#### Problem:
From the listing below, extract every line in which the word "Number" appears.

#### Extracted information:
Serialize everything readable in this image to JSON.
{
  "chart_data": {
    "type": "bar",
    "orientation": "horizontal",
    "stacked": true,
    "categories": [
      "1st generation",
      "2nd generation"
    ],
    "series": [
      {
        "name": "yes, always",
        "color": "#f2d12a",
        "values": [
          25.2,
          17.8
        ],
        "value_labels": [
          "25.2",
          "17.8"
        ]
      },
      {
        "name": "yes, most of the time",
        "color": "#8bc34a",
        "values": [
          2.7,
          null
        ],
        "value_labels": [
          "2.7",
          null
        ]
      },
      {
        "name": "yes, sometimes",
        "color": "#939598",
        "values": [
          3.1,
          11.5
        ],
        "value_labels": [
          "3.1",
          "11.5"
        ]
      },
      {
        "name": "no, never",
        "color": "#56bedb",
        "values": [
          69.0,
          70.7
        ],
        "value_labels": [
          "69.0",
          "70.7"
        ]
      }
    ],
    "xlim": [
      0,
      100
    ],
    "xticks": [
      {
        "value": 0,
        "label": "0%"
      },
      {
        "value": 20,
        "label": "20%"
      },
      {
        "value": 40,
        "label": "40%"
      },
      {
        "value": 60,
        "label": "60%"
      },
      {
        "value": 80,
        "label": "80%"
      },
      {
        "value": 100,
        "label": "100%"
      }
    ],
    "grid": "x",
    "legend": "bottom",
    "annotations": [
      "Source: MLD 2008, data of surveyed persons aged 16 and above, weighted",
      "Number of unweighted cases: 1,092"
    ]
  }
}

...

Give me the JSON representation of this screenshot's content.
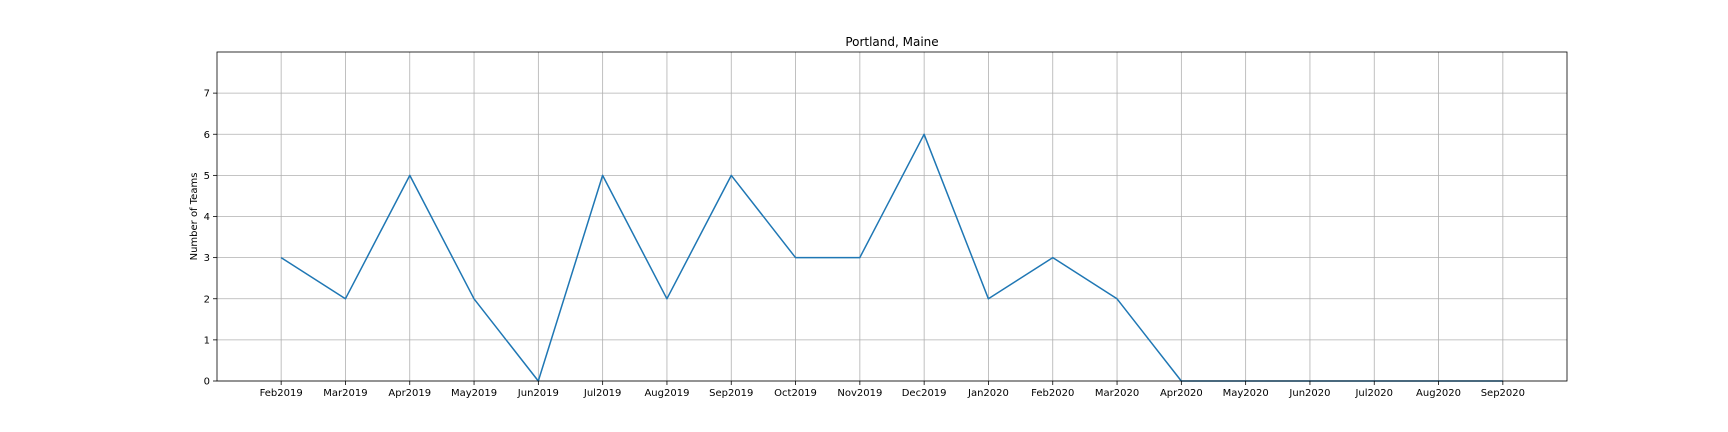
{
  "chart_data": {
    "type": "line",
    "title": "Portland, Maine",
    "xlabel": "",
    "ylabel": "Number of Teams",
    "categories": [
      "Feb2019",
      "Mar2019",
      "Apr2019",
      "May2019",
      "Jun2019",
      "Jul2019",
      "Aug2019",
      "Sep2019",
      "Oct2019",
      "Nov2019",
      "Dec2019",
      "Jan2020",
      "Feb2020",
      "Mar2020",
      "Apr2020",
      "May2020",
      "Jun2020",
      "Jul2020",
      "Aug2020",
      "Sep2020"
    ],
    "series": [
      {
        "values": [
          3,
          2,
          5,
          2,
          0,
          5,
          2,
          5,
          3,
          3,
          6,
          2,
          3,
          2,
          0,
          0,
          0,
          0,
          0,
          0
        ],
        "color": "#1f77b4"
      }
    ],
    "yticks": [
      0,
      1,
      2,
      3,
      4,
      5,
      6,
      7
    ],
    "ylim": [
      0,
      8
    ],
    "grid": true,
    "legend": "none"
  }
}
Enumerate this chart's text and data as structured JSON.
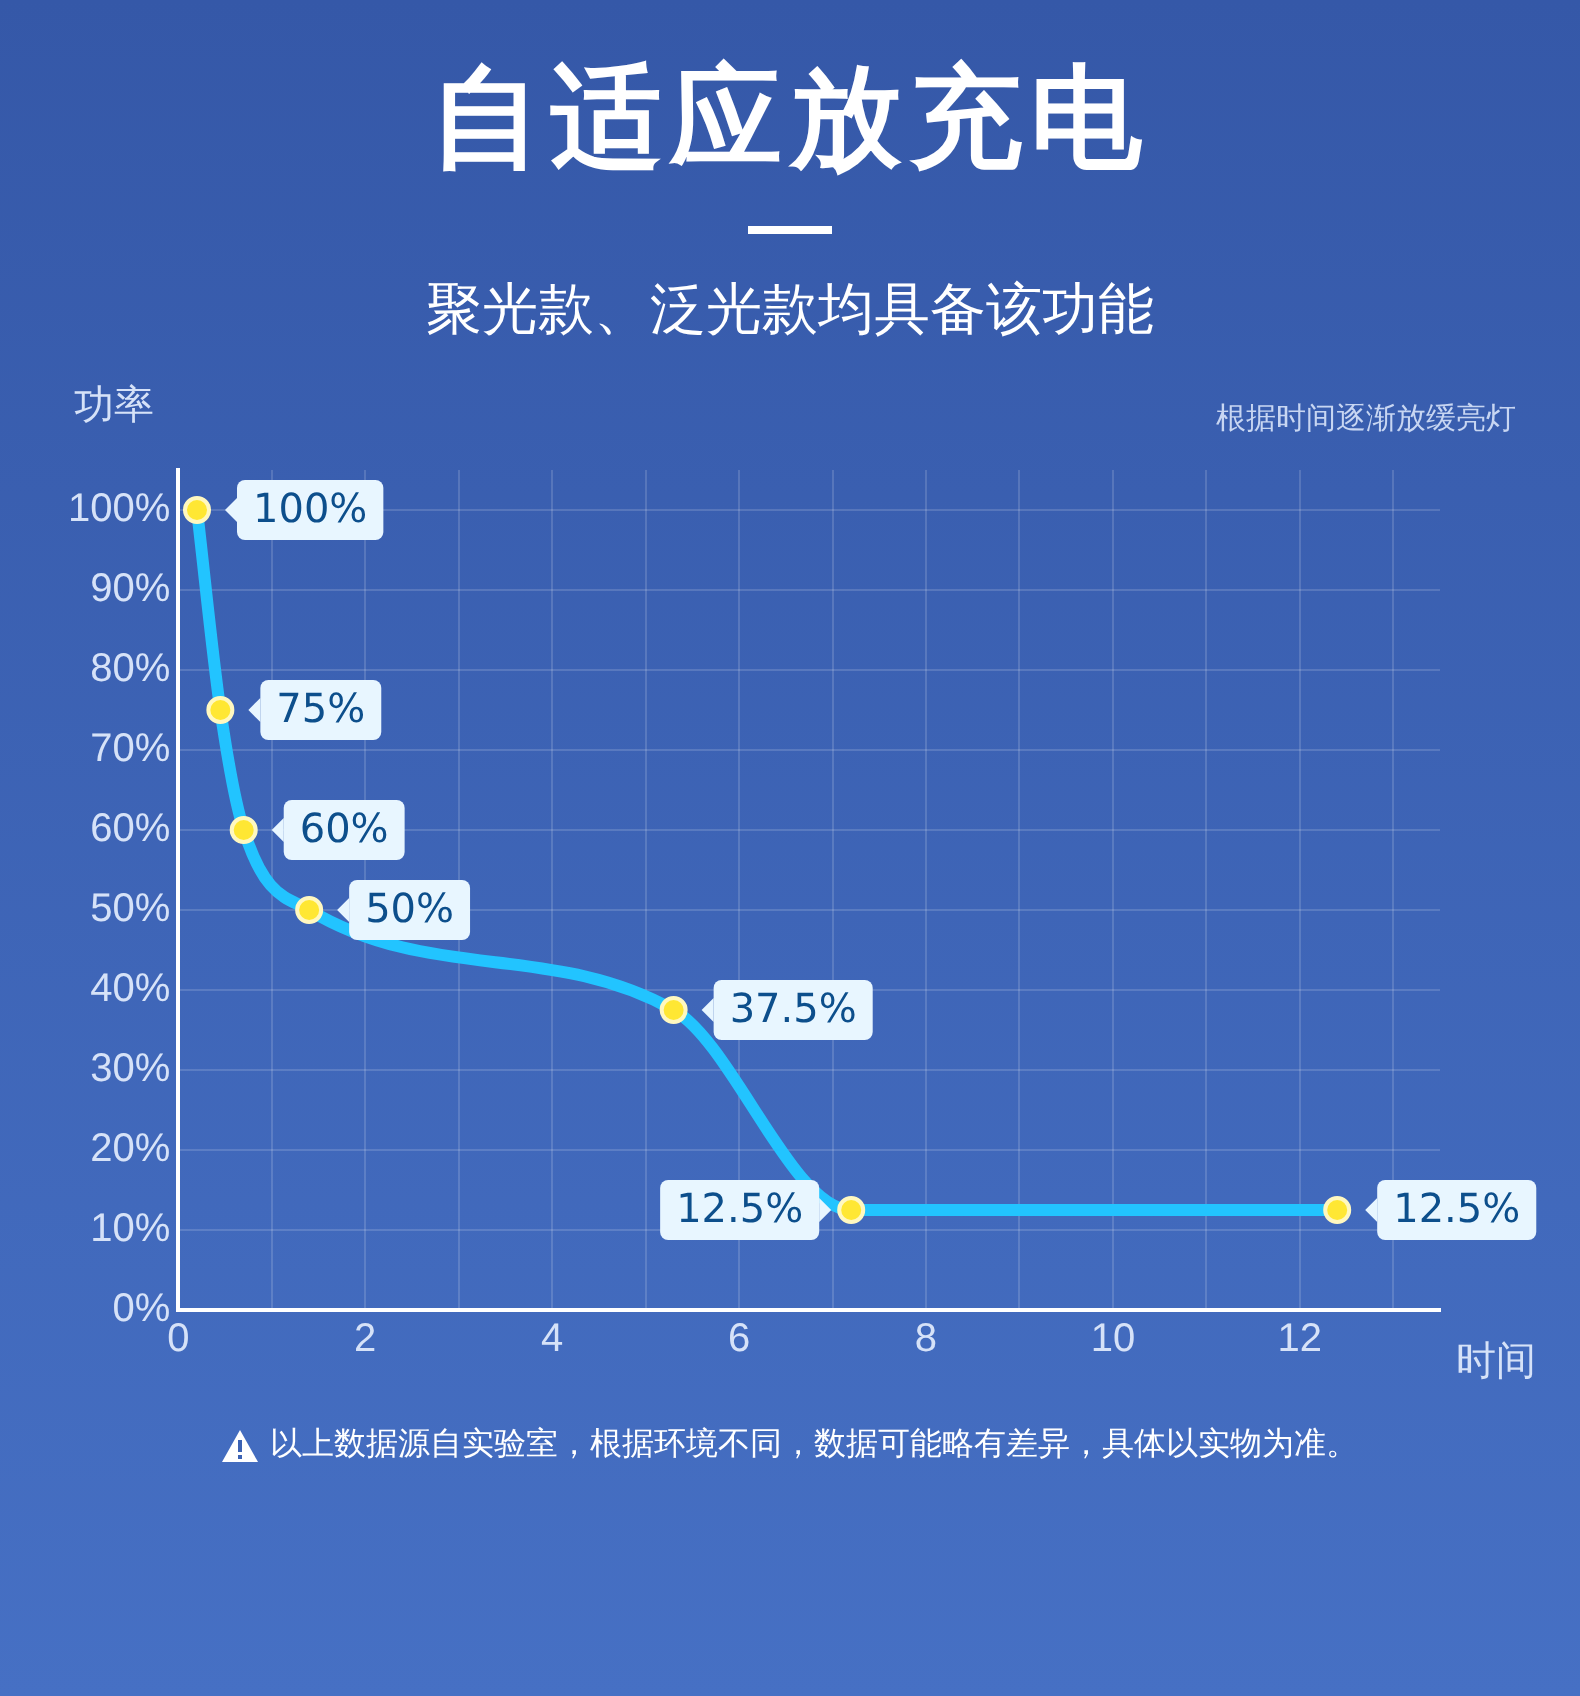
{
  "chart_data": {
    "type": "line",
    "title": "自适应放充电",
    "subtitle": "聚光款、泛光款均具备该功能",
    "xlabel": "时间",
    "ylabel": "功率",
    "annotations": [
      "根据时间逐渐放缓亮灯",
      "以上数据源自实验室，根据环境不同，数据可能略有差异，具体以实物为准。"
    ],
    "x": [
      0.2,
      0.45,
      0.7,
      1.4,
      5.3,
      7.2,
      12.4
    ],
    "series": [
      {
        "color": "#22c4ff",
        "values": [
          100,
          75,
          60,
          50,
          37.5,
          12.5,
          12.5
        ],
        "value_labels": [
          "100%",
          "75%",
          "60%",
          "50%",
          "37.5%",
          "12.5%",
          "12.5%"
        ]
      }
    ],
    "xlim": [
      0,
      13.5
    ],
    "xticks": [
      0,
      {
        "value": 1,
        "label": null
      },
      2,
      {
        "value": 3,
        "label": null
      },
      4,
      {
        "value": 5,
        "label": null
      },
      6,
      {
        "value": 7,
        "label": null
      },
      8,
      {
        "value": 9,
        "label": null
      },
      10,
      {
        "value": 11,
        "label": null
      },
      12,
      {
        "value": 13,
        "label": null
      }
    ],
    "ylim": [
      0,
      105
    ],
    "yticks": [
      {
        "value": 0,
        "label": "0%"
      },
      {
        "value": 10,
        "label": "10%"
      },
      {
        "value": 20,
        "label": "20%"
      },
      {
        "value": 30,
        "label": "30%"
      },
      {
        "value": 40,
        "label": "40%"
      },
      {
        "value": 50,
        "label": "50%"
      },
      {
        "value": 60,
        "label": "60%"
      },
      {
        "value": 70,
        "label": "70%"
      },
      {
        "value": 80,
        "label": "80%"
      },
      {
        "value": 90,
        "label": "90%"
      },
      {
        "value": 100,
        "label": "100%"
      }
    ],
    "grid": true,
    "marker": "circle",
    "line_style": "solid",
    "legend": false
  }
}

==

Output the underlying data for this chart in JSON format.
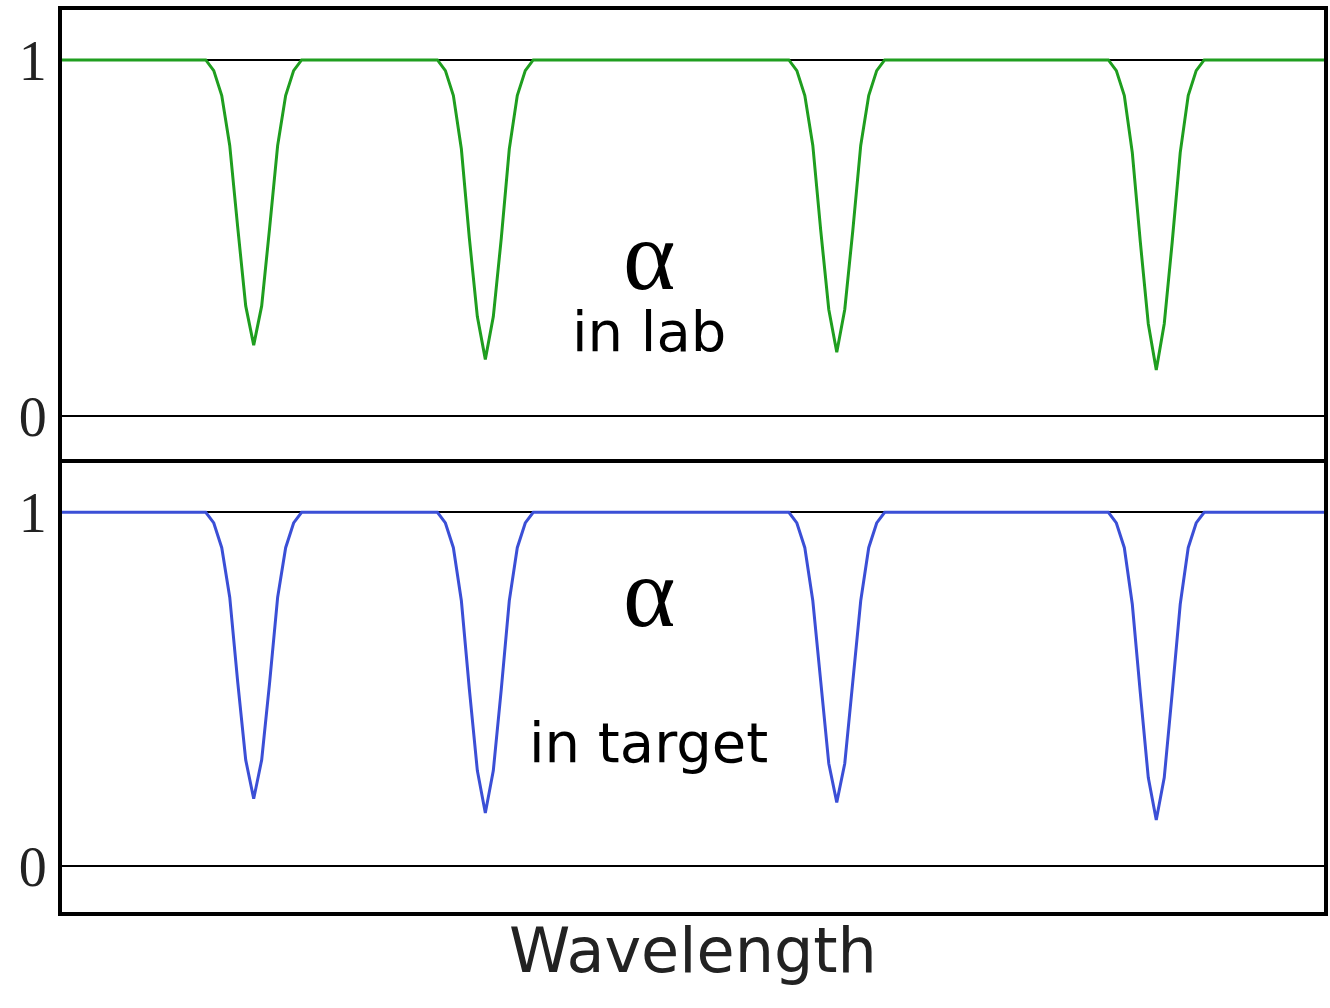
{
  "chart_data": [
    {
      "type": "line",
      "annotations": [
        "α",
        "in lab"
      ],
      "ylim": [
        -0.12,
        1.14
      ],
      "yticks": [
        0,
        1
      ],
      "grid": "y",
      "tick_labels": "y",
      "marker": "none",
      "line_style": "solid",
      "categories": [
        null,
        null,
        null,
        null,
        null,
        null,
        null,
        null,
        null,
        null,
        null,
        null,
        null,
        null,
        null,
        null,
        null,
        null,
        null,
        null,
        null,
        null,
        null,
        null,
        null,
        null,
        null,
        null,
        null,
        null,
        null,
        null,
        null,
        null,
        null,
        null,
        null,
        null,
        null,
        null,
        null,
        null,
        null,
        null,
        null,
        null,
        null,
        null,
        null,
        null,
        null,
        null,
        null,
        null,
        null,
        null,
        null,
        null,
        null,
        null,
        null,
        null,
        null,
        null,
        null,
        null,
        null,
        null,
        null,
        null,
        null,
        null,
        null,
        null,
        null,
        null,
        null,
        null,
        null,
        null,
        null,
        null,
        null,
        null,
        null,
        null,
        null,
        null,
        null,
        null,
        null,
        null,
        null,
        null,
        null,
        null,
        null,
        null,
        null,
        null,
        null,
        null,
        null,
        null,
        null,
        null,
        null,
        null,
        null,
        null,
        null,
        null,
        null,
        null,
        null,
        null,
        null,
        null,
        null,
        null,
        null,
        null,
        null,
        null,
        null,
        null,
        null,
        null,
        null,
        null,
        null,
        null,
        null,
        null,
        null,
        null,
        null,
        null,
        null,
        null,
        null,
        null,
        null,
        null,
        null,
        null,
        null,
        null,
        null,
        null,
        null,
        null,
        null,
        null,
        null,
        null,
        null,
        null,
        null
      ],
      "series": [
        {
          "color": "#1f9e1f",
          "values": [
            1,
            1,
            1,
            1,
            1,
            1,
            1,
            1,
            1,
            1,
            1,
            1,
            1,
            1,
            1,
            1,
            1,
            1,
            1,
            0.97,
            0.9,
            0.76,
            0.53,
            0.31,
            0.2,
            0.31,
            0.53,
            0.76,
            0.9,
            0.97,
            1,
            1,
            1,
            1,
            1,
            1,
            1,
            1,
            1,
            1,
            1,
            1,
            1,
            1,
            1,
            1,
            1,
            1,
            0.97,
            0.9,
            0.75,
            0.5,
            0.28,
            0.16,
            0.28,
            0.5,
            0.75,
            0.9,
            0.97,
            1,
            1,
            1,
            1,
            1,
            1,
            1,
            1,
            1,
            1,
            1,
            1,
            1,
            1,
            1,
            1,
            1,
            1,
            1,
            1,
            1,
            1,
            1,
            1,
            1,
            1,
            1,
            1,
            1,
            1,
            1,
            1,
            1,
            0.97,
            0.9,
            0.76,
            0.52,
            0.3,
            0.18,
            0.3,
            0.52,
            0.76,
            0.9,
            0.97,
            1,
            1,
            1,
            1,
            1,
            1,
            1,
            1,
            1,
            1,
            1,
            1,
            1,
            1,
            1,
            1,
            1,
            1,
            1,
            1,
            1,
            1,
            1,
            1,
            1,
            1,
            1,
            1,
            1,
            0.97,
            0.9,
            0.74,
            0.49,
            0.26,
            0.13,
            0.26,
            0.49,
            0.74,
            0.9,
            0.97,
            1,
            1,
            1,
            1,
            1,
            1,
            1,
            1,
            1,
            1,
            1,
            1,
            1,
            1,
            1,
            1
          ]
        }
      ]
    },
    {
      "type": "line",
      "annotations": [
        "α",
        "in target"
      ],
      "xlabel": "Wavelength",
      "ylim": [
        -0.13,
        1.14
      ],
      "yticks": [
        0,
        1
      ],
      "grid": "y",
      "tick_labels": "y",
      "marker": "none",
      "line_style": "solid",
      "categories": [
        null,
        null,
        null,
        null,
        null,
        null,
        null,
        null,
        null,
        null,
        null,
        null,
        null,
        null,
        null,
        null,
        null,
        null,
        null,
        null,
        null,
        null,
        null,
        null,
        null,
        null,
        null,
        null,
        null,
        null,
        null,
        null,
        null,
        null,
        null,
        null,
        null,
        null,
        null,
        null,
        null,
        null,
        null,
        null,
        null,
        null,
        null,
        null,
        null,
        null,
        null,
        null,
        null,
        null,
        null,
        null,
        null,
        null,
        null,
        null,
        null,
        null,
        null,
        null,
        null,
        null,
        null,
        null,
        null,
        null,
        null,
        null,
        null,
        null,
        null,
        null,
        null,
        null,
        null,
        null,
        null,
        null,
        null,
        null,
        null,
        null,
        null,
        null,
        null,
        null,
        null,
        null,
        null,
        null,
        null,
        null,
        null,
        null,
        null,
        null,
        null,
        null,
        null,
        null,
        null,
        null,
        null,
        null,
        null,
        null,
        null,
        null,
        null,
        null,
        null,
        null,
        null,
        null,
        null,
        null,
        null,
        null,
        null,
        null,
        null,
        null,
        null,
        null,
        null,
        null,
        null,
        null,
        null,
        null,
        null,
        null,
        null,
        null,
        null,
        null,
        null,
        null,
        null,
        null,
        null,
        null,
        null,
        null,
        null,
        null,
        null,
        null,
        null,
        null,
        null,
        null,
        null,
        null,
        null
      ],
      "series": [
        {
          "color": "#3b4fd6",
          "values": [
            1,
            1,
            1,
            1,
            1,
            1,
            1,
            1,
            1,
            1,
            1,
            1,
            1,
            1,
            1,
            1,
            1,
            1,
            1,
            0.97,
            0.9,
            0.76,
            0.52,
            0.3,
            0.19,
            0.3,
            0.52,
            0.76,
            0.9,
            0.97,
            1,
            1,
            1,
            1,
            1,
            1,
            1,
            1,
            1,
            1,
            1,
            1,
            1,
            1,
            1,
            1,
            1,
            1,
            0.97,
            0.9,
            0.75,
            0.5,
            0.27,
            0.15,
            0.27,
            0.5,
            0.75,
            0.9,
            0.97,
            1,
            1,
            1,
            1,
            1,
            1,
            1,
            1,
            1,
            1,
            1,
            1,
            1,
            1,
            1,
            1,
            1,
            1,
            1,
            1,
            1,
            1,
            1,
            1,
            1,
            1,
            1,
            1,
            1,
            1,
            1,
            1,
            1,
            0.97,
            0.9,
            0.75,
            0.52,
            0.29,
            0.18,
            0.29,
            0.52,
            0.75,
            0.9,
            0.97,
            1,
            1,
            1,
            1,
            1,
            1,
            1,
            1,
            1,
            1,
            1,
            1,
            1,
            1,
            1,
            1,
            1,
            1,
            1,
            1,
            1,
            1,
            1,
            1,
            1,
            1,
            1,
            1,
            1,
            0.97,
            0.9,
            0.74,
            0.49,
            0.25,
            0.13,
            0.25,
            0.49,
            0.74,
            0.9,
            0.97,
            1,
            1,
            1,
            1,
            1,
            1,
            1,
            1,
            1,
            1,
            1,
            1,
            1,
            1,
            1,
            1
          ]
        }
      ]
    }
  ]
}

#### Answer:
      "Number of unweighted cases: 1,092"
    "ylabel": "Number of Teams",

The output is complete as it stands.